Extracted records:

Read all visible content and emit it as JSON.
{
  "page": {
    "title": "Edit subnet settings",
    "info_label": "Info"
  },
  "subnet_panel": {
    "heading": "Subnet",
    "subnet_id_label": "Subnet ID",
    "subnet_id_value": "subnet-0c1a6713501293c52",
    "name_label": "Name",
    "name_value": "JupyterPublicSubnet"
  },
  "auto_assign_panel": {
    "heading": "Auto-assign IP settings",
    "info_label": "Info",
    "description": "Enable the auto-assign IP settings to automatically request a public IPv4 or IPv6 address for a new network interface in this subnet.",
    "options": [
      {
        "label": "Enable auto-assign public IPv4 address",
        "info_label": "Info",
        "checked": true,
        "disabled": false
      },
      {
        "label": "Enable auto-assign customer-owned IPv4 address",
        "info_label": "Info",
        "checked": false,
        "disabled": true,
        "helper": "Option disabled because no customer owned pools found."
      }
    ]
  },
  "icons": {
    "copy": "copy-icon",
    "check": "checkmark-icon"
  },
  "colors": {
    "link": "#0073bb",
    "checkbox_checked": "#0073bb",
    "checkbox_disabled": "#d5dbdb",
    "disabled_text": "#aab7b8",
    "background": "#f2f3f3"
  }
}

AIM OF THE TASK
Retype the listing. Match it exactly.

EXERCISE OUTPUT
Read all visible content and emit it as JSON.
{
  "page": {
    "title": "Edit subnet settings",
    "info_label": "Info"
  },
  "subnet_panel": {
    "heading": "Subnet",
    "subnet_id_label": "Subnet ID",
    "subnet_id_value": "subnet-0c1a6713501293c52",
    "name_label": "Name",
    "name_value": "JupyterPublicSubnet"
  },
  "auto_assign_panel": {
    "heading": "Auto-assign IP settings",
    "info_label": "Info",
    "description": "Enable the auto-assign IP settings to automatically request a public IPv4 or IPv6 address for a new network interface in this subnet.",
    "options": [
      {
        "label": "Enable auto-assign public IPv4 address",
        "info_label": "Info",
        "checked": true,
        "disabled": false
      },
      {
        "label": "Enable auto-assign customer-owned IPv4 address",
        "info_label": "Info",
        "checked": false,
        "disabled": true,
        "helper": "Option disabled because no customer owned pools found."
      }
    ]
  },
  "icons": {
    "copy": "copy-icon",
    "check": "checkmark-icon"
  },
  "colors": {
    "link": "#0073bb",
    "checkbox_checked": "#0073bb",
    "checkbox_disabled": "#d5dbdb",
    "disabled_text": "#aab7b8",
    "background": "#f2f3f3"
  }
}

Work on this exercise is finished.